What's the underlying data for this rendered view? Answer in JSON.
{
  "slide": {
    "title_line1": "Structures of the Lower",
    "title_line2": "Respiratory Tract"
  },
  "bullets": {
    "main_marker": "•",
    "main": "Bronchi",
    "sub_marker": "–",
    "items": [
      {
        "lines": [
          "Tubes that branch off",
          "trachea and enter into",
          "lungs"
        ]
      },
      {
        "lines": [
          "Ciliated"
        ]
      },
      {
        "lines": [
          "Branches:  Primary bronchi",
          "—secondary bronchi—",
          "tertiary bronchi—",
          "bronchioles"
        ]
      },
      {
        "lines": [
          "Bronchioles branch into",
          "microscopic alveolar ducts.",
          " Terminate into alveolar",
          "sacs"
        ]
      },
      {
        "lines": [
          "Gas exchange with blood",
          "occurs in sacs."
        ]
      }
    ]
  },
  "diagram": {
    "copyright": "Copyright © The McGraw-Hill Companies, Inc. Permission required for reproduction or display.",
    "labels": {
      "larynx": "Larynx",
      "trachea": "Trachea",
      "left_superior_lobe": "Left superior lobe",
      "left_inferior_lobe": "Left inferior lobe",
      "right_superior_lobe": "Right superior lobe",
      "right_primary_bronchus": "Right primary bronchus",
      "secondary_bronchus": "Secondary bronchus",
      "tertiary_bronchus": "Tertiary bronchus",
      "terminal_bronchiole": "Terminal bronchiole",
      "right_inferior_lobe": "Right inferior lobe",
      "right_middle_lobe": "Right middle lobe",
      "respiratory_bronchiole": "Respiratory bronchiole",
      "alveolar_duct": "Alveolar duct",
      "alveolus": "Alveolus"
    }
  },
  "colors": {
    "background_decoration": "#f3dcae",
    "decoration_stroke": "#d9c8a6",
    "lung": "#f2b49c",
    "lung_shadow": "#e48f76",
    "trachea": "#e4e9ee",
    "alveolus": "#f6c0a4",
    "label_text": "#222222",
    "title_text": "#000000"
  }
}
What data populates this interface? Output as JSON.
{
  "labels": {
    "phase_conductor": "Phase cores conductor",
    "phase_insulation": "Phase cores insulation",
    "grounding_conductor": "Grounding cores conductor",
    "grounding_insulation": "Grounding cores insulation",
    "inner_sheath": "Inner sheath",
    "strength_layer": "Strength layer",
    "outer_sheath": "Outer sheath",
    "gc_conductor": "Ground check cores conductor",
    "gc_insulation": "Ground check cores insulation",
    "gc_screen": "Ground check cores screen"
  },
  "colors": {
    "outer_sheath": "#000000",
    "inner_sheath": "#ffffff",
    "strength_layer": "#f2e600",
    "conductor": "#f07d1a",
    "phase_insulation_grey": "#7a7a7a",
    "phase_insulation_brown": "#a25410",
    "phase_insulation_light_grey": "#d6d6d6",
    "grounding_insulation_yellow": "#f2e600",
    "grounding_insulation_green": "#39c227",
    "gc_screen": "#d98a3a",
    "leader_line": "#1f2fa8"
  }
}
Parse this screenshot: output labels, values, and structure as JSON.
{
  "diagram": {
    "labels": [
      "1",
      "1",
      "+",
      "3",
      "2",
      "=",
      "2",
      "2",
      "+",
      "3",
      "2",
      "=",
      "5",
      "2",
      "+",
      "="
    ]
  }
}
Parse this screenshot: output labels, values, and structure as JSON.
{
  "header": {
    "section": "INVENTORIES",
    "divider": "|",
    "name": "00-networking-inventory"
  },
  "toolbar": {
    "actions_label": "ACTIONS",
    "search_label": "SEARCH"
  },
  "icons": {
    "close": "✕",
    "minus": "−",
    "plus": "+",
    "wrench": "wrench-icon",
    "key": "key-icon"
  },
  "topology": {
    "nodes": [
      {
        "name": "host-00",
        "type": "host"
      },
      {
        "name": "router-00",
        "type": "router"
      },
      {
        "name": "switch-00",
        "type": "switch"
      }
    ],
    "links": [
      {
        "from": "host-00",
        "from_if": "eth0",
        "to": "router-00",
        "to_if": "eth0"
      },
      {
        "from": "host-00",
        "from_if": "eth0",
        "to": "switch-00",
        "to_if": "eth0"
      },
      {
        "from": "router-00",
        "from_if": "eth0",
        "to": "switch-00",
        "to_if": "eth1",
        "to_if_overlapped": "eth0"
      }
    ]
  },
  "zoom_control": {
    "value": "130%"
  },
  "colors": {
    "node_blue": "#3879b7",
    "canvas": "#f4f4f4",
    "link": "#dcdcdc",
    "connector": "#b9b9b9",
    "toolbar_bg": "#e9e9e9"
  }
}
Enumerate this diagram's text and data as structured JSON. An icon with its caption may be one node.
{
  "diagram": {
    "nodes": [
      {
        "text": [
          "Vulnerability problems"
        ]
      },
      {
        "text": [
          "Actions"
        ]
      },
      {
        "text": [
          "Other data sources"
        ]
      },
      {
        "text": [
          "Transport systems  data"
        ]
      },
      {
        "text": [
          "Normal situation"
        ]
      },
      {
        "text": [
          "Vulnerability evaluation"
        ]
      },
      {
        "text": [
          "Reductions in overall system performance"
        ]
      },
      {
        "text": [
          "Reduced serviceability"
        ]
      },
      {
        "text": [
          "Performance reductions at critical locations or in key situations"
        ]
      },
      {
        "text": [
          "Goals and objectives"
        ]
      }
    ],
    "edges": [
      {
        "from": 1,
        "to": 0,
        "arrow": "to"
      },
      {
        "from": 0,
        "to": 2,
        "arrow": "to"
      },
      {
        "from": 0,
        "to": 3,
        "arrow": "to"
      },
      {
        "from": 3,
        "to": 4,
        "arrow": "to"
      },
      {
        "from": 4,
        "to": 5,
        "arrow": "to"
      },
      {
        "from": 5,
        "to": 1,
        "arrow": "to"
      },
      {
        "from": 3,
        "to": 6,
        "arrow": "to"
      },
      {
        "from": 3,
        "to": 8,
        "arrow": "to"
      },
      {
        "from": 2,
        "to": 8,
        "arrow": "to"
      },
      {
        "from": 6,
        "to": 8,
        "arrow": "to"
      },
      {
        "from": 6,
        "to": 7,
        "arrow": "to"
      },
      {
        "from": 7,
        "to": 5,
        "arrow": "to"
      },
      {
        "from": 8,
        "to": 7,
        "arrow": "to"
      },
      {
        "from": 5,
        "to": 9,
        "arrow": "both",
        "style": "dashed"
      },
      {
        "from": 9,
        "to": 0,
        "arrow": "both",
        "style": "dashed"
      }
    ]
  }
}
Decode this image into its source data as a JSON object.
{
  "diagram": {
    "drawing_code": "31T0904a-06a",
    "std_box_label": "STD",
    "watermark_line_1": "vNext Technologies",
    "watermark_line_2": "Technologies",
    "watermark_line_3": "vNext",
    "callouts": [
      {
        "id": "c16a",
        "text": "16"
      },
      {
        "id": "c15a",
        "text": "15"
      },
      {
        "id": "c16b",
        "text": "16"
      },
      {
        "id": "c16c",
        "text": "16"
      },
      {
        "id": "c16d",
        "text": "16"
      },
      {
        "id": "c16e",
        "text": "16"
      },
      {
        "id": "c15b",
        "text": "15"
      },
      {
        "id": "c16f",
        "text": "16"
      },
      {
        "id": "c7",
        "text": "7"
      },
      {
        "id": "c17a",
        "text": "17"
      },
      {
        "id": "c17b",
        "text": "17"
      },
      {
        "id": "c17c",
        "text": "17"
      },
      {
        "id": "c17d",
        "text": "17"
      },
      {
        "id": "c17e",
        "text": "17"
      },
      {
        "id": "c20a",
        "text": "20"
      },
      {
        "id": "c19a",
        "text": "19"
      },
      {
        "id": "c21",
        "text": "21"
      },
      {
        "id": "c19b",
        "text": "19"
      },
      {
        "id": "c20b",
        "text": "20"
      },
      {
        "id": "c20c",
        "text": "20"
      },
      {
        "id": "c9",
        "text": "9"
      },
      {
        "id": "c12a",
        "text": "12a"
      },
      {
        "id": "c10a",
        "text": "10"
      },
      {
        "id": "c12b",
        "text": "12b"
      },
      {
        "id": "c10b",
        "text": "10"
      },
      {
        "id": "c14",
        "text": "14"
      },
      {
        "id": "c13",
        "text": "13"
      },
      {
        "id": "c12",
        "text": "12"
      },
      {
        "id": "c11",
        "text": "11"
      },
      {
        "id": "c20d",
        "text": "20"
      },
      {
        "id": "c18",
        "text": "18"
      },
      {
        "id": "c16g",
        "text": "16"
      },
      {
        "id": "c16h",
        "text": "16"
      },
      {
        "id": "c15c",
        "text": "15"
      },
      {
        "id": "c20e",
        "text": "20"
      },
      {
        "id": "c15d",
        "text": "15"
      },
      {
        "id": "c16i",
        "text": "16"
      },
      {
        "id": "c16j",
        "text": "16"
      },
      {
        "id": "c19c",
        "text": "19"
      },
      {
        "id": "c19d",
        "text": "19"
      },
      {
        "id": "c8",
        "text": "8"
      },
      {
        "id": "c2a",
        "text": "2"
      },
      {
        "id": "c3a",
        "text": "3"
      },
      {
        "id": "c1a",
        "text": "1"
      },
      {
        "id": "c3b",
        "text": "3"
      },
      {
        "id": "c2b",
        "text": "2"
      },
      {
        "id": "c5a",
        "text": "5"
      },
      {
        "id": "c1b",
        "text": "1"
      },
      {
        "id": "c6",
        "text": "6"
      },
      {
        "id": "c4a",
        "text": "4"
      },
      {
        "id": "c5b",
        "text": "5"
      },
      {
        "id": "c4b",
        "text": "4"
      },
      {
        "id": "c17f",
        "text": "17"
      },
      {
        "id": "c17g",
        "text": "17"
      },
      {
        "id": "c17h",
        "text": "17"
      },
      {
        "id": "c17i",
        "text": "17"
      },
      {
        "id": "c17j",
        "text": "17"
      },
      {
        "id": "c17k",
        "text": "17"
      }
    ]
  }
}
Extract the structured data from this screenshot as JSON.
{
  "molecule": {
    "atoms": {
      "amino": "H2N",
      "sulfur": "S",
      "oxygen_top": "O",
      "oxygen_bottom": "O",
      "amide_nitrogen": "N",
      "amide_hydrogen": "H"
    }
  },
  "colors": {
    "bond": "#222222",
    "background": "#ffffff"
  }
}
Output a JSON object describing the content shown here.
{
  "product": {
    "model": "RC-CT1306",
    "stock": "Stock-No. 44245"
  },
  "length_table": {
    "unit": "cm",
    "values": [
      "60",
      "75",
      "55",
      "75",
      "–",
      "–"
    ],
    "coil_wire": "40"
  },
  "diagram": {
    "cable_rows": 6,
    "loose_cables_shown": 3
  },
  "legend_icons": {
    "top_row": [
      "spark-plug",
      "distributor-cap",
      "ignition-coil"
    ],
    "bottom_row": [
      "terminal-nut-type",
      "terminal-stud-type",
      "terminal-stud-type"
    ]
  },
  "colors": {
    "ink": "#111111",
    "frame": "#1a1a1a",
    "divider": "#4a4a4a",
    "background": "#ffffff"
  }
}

***

Objective — Looking at the material above, count the lines that hold "structured" and give the total alone.

Task result — 2